**Given request**
In the lines from the first one through the line containing "current-value-label: $203,717 [1268, 231, 1354, 256]", substitute "horizontal-tick-label" for "x-tick-label" and reproduce those lines with nothing else altered.

**Supplied records**
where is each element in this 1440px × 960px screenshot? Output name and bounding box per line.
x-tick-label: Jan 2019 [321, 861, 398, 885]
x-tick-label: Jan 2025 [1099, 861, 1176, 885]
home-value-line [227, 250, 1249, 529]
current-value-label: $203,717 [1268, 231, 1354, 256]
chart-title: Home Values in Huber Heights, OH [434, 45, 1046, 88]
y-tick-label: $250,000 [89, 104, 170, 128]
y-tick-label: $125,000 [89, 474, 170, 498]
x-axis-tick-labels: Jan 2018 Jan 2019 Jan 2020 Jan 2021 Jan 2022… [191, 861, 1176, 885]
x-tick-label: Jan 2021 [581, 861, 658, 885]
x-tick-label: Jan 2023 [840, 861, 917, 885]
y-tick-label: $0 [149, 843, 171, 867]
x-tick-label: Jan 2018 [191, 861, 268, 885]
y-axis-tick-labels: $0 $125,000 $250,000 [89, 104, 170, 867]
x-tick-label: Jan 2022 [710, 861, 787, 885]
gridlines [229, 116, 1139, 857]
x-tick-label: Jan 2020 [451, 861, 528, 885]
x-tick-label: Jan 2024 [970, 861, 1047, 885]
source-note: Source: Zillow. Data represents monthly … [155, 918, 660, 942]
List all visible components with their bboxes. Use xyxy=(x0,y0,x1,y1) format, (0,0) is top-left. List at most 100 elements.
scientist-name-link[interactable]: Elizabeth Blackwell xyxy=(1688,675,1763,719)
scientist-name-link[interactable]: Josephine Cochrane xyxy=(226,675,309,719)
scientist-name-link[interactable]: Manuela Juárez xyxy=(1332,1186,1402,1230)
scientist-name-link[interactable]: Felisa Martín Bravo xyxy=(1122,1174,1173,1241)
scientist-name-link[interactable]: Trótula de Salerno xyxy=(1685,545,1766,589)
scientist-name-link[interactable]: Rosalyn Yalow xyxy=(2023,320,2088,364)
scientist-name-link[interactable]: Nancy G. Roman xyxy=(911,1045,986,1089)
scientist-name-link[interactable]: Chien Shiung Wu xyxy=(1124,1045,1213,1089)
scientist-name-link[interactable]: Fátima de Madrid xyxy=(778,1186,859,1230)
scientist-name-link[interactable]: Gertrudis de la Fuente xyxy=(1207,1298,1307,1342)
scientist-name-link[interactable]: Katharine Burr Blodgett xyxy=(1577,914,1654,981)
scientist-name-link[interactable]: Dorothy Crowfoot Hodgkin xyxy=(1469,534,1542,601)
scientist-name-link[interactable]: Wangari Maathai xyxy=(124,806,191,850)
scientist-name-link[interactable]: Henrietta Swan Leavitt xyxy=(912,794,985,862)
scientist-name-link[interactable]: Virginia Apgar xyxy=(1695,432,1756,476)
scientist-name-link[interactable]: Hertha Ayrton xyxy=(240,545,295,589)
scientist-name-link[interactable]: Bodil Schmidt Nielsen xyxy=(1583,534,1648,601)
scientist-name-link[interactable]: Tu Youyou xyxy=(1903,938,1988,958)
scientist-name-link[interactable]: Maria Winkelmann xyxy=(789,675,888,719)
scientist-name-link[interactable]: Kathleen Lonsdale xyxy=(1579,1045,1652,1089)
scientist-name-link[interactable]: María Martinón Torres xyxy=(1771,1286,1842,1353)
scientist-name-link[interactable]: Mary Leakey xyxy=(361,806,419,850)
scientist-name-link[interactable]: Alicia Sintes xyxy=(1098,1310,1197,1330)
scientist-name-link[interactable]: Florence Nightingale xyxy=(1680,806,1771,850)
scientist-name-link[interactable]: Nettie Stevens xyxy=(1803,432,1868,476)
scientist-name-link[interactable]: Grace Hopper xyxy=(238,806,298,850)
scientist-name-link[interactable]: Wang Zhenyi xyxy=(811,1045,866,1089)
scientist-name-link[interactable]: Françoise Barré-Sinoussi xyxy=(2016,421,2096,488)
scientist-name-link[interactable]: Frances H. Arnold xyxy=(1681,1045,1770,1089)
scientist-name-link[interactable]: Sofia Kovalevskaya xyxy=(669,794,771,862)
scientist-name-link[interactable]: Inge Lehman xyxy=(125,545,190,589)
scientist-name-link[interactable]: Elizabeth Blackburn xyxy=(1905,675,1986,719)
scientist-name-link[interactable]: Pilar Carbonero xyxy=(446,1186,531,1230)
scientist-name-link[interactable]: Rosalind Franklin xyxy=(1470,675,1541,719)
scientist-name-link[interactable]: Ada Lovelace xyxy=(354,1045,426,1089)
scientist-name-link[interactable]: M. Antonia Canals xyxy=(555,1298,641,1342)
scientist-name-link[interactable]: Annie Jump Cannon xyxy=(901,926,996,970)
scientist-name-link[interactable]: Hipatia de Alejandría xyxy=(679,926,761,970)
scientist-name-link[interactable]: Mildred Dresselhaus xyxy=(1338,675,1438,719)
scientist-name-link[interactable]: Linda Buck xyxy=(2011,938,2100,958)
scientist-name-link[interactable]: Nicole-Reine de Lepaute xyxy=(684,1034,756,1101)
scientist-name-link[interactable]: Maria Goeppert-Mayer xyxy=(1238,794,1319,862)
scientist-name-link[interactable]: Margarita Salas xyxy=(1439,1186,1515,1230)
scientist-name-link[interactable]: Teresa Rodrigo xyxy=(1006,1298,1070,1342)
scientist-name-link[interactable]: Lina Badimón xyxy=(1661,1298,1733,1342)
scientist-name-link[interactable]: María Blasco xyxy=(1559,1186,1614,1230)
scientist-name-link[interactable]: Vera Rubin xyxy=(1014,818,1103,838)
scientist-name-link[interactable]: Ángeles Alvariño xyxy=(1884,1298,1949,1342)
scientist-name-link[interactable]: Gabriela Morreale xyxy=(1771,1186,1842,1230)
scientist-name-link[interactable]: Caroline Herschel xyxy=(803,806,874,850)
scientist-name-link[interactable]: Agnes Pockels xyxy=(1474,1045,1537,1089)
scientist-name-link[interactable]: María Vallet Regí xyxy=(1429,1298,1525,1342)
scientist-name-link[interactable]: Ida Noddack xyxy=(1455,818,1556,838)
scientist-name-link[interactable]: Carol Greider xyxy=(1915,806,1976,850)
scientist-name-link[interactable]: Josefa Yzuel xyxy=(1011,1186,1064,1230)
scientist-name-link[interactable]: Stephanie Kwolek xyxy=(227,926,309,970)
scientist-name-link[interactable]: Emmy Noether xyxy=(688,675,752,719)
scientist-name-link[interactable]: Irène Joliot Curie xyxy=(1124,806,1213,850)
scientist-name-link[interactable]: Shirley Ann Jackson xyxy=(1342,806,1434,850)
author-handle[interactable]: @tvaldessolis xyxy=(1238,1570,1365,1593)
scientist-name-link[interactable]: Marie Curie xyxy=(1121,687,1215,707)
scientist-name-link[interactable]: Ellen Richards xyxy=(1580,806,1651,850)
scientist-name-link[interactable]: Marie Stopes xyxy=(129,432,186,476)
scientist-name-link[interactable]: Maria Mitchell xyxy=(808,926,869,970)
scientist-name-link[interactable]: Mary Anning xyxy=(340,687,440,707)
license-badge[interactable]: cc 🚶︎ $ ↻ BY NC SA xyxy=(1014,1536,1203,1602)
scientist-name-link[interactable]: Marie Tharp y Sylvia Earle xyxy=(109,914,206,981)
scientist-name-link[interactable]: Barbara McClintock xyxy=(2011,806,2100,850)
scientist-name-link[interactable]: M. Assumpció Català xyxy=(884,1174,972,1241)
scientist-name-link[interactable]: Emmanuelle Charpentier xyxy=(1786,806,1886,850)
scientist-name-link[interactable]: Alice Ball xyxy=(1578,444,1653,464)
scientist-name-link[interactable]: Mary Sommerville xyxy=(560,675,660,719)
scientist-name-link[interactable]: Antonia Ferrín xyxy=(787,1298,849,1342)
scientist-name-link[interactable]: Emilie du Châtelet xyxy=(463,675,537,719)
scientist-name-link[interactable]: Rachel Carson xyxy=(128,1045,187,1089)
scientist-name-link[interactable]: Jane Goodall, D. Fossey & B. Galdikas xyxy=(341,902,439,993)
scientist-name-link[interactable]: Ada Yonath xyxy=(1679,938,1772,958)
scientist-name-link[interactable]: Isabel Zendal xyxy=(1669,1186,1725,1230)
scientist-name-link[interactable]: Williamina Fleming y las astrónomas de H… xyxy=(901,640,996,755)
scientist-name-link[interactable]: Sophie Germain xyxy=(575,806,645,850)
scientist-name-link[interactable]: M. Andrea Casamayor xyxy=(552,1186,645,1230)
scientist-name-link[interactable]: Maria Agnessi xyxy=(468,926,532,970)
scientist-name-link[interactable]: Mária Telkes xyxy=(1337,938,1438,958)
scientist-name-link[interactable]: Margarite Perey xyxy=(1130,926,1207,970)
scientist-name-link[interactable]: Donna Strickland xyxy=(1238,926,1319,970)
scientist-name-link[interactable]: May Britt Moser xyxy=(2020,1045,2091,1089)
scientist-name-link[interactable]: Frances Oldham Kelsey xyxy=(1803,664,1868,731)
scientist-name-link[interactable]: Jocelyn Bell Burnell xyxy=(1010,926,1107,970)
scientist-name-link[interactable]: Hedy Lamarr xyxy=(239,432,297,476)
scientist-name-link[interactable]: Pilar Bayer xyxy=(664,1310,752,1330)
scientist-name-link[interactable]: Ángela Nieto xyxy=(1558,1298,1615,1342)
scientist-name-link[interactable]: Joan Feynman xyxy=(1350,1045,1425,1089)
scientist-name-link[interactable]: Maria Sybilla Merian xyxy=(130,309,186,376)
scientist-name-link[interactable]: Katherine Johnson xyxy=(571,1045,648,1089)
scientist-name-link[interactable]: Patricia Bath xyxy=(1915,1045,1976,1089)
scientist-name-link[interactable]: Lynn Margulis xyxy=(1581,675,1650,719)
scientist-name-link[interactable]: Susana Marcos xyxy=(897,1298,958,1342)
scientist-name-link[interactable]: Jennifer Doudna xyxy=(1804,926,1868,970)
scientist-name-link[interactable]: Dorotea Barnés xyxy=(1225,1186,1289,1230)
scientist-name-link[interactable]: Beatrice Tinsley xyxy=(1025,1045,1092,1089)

**Complete answer**
where is each element in this 1440px × 960px screenshot? Output name and bounding box per line.
horizontal-tick-label: Jan 2019 [321, 861, 398, 885]
horizontal-tick-label: Jan 2025 [1099, 861, 1176, 885]
home-value-line [227, 250, 1249, 529]
current-value-label: $203,717 [1268, 231, 1354, 256]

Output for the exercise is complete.